***** Available records

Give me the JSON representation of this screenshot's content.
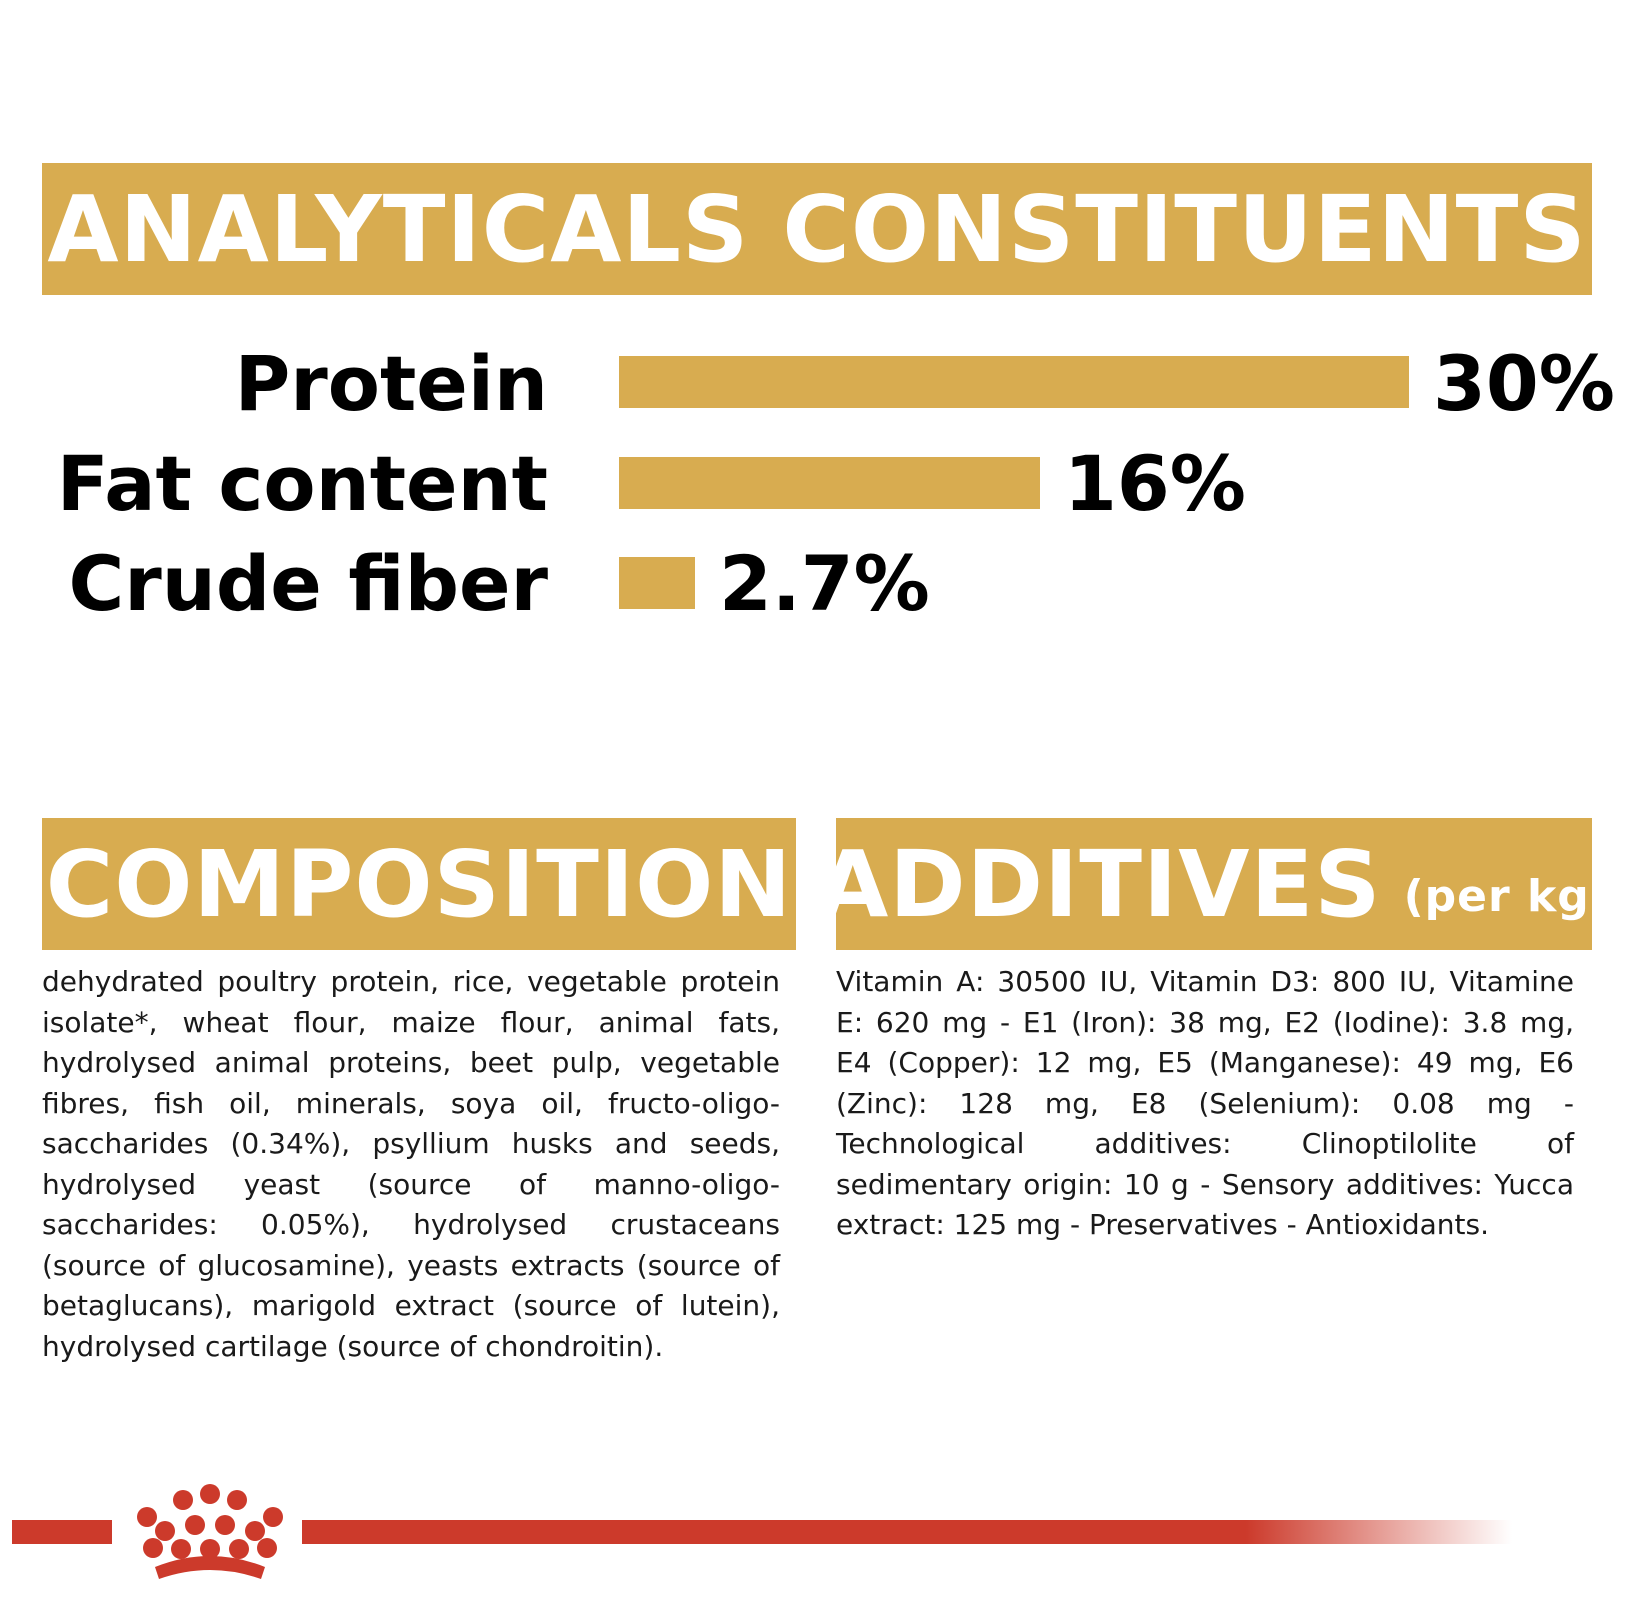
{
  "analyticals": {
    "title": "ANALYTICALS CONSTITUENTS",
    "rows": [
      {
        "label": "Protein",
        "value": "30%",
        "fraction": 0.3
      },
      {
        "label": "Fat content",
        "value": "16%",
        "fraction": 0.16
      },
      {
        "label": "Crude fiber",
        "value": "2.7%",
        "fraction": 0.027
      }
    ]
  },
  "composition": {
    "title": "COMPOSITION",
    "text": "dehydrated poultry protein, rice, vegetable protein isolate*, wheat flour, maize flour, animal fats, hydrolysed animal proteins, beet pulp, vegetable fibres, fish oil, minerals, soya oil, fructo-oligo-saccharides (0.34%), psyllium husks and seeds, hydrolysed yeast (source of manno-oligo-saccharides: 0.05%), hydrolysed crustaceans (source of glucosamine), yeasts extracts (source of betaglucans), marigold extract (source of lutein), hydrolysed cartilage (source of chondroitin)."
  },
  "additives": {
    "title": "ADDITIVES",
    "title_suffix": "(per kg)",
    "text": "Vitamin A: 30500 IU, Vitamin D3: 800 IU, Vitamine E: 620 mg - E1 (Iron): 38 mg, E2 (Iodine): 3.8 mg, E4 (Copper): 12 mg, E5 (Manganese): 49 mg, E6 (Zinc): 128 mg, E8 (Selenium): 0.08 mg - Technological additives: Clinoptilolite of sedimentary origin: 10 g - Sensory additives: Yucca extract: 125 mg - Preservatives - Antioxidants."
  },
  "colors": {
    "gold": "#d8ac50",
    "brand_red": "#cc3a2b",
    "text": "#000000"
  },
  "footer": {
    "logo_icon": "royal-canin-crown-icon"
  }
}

**********
***** Available records

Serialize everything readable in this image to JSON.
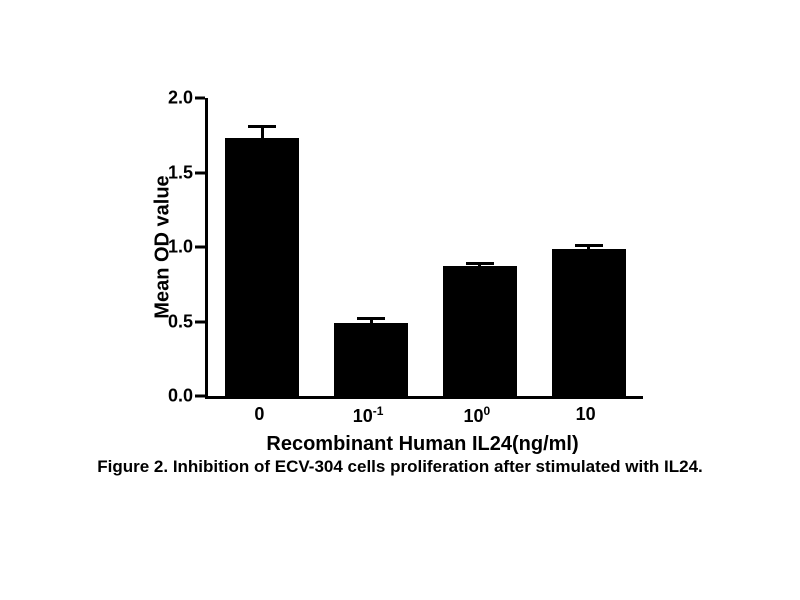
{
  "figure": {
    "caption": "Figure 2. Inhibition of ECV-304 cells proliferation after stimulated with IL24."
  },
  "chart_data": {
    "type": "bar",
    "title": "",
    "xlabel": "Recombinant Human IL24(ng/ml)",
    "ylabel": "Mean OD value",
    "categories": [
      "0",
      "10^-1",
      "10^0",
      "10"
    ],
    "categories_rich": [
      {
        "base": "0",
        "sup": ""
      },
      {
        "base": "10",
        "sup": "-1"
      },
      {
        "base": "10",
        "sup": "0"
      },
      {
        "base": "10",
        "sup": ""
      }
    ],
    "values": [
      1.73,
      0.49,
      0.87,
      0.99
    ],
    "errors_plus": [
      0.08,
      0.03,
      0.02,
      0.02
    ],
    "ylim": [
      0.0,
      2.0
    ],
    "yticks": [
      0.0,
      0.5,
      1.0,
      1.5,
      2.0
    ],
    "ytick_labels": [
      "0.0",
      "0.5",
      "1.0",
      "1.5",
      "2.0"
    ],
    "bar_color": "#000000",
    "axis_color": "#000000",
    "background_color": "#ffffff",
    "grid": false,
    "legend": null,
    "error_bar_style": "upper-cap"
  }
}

**********
***** Available records

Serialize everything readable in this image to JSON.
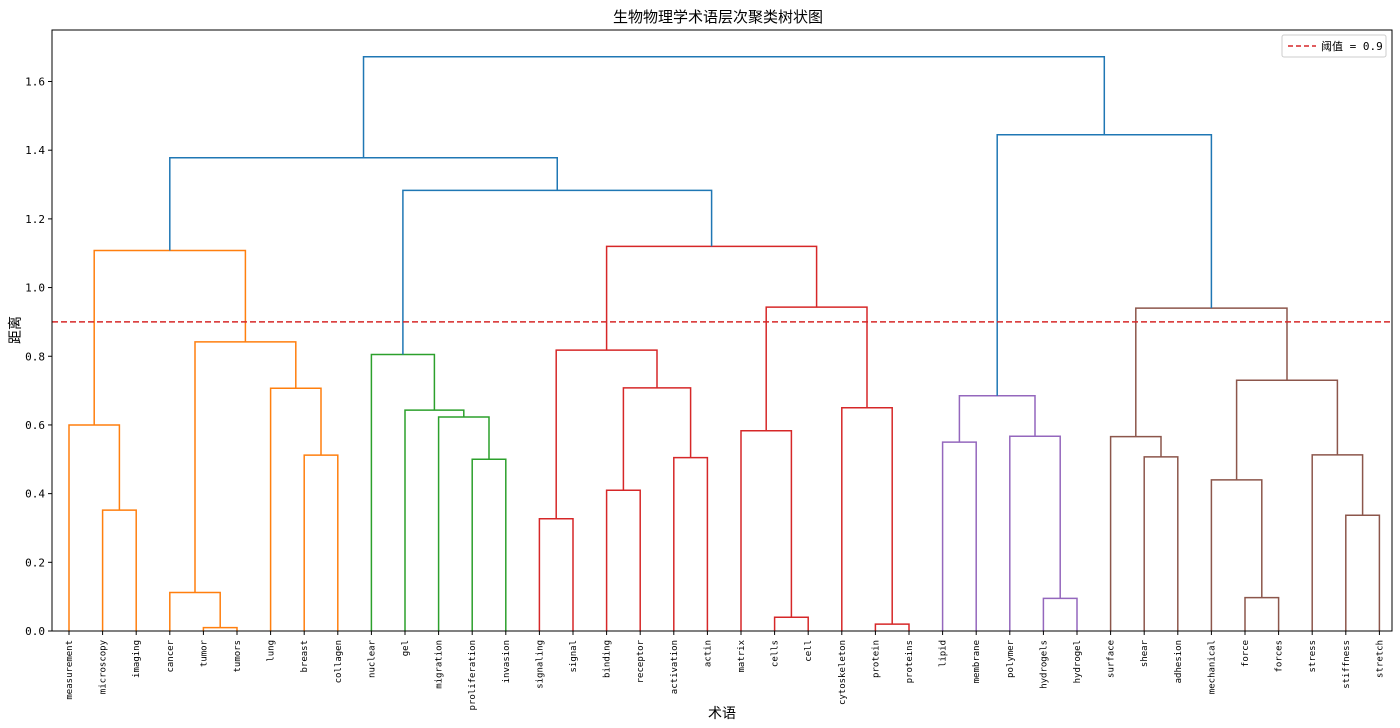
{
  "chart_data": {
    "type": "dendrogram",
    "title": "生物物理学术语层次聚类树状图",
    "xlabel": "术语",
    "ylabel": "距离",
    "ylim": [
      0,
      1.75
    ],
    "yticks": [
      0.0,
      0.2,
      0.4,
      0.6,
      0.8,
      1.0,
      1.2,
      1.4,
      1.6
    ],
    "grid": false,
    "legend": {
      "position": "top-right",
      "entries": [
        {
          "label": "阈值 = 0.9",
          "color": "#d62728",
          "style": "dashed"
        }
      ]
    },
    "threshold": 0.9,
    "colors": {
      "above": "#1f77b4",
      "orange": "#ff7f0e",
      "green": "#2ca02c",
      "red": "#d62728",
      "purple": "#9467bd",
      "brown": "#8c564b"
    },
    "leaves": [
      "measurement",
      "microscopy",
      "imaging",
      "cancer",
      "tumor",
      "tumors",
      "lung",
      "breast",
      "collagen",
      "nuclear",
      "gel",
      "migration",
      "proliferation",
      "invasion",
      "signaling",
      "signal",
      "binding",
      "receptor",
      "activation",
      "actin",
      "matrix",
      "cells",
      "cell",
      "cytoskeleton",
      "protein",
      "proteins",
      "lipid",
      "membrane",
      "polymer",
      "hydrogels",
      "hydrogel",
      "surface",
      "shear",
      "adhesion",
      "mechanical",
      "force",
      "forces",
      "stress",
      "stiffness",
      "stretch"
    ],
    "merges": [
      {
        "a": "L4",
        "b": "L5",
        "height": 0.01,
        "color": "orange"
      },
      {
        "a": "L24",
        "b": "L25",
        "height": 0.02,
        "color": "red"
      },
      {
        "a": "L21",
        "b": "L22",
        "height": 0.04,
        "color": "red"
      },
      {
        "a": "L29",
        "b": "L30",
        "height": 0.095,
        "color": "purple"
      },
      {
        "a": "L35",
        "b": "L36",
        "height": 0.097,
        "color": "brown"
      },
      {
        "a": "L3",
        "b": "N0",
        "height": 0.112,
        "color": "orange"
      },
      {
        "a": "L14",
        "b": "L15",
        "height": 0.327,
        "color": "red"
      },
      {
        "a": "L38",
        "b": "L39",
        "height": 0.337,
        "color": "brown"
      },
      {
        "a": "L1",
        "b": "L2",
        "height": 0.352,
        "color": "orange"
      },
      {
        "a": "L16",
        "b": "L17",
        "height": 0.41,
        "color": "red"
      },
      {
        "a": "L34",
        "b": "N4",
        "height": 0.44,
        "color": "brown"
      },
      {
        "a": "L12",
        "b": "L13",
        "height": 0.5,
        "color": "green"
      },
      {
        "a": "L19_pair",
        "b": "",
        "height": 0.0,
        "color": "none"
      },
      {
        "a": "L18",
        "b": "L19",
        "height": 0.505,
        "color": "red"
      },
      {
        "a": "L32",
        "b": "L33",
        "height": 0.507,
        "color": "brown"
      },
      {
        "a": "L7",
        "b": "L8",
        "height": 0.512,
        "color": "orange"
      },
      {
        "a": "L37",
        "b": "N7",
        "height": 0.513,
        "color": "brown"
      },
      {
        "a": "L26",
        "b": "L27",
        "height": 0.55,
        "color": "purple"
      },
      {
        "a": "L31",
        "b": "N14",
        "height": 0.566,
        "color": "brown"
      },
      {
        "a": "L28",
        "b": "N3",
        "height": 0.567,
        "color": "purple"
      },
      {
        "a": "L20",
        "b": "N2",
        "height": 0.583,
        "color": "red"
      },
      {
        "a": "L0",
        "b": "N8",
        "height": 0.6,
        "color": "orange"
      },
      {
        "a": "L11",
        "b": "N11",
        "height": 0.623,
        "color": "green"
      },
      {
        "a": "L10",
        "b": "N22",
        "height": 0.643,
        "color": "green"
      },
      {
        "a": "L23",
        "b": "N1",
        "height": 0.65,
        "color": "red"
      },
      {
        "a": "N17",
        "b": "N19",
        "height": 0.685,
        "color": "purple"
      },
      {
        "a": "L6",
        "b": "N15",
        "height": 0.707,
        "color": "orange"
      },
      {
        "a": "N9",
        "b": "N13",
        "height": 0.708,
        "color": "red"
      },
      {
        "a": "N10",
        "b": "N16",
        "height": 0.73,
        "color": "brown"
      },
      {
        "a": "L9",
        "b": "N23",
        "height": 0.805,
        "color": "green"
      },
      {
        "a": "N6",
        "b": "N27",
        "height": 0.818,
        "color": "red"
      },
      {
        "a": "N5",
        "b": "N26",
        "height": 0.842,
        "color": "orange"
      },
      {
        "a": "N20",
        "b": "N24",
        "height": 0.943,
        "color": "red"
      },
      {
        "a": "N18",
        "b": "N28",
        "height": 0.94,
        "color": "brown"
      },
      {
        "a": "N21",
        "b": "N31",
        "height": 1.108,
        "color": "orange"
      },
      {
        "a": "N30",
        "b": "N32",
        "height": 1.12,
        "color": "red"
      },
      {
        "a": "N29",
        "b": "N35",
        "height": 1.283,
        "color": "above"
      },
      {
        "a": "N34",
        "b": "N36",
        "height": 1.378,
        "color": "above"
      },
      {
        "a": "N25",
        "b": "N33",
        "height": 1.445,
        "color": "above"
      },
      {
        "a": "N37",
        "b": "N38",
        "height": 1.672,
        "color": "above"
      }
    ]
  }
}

**********

# Task brief:
Each line above that contains the word "xlabel" should be returned.

# Response to this task:
    "xlabel": "Recombinant Human IL24(ng/ml)",
    "xlabel": "术语",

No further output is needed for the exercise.